In the data below, locate each line with the word "Table" and list it.

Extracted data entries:
..........
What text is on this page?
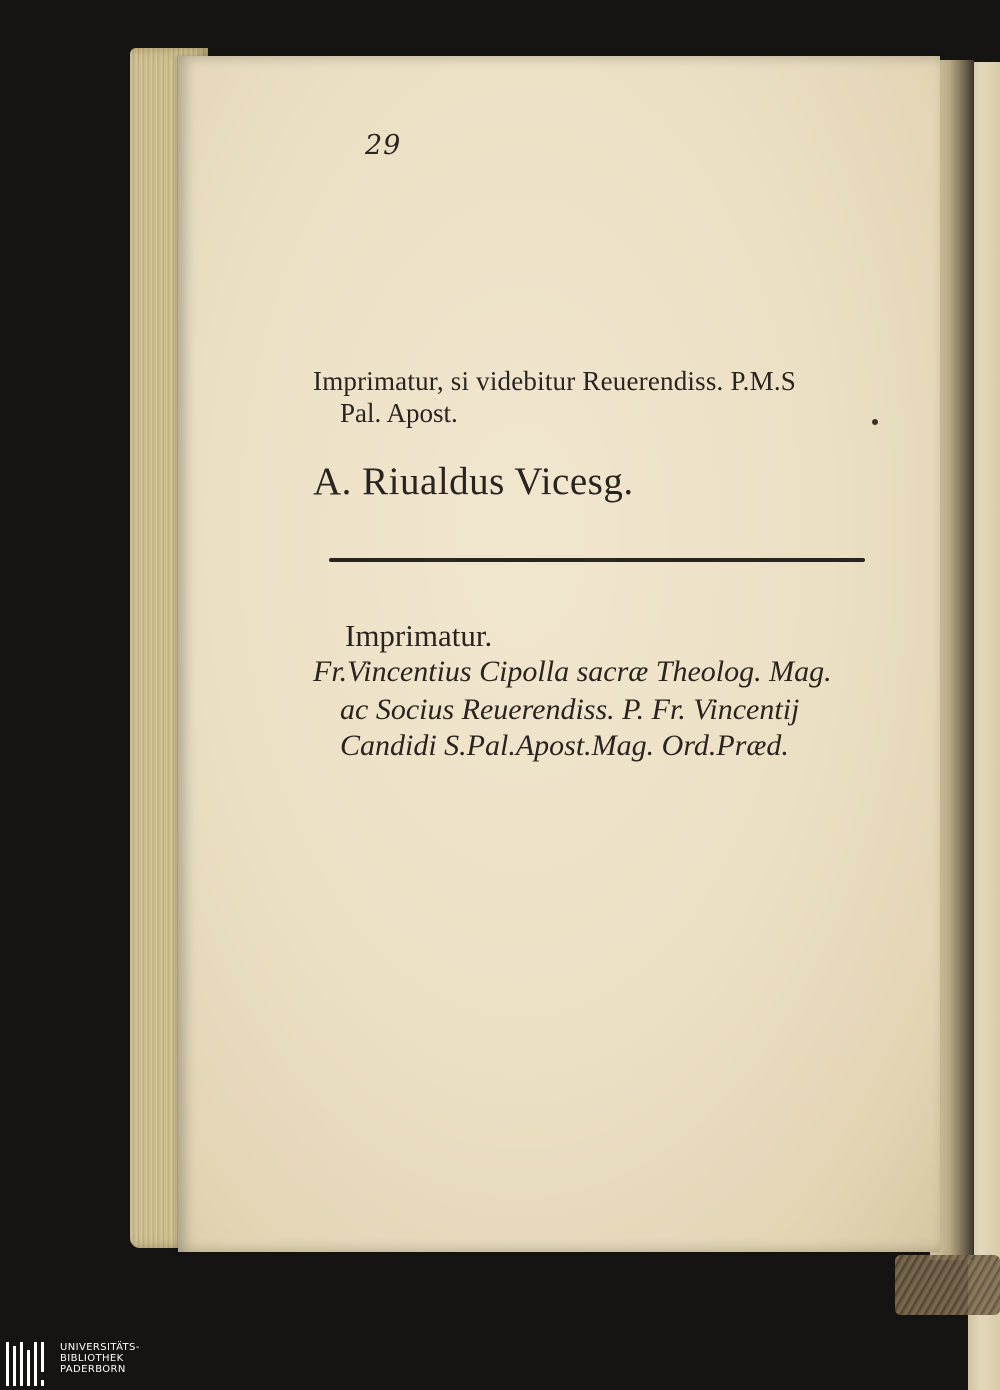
29
Imprimatur, si videbitur Reuerendiss. P.M.S
Pal. Apost.
A. Riualdus Vicesg.
Imprimatur.
Fr.Vincentius Cipolla sacræ Theolog. Mag.
ac Socius Reuerendiss. P. Fr. Vincentij
Candidi S.Pal.Apost.Mag. Ord.Præd.
UNIVERSITÄTS-
BIBLIOTHEK
PADERBORN
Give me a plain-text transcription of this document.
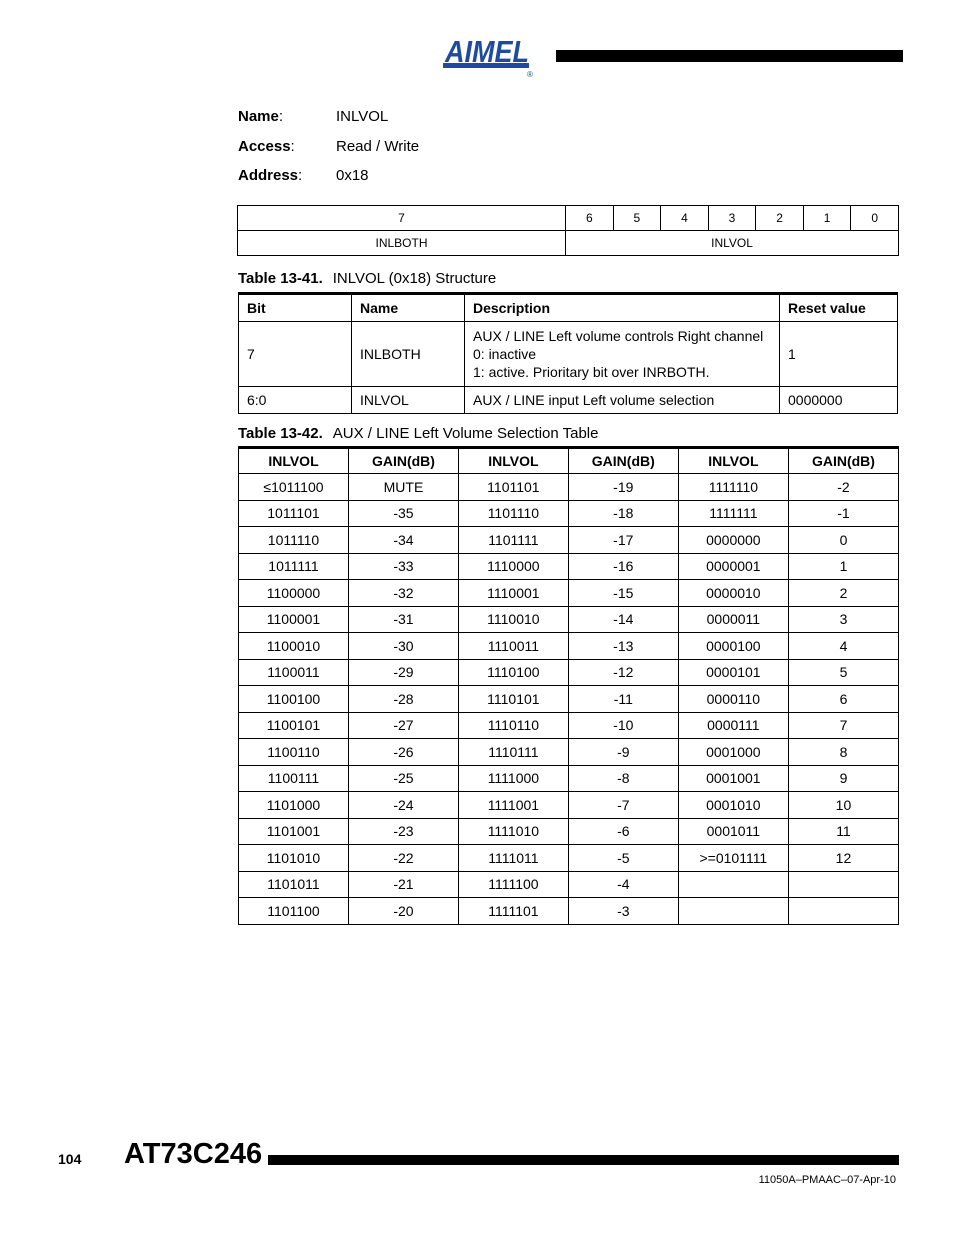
AIMEL
®
Name:	INLVOL
Access:	Read / Write
Address: 0x18
7	6	5	4	3	2	1	0
INLBOTH	INLVOL						
Table 13-41. INLVOL (0x18) Structure
Bit	Name	Description	Reset value
7	INLBOTH	AUX / LINE Left volume controls Right channel
0: inactive
1: active. Prioritary bit over INRBOTH.	1
6:0	INLVOL	AUX / LINE input Left volume selection	0000000
Table 13-42. AUX / LINE Left Volume Selection Table
INLVOL	GAIN(dB)	INLVOL	GAIN(dB)	INLVOL	GAIN(dB)
≤1011100	MUTE	1101101	-19	1111110	-2
1011101	-35	1101110	-18	1111111	-1
1011110	-34	1101111	-17	0000000	0
1011111	-33	1110000	-16	0000001	1
1100000	-32	1110001	-15	0000010	2
1100001	-31	1110010	-14	0000011	3
1100010	-30	1110011	-13	0000100	4
1100011	-29	1110100	-12	0000101	5
1100100	-28	1110101	-11	0000110	6
1100101	-27	1110110	-10	0000111	7
1100110	-26	1110111	-9	0001000	8
1100111	-25	1111000	-8	0001001	9
1101000	-24	1111001	-7	0001010	10
1101001	-23	1111010	-6	0001011	11
1101010	-22	1111011	-5	>=0101111	12
1101011	-21	1111100	-4		
1101100	-20	1111101	-3		
104 AT73C246
11050A–PMAAC–07-Apr-10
..........
Answer to the problem:
Table 13-41. INLVOL (0x18) Structure
Table 13-42. AUX / LINE Left Volume Selection Table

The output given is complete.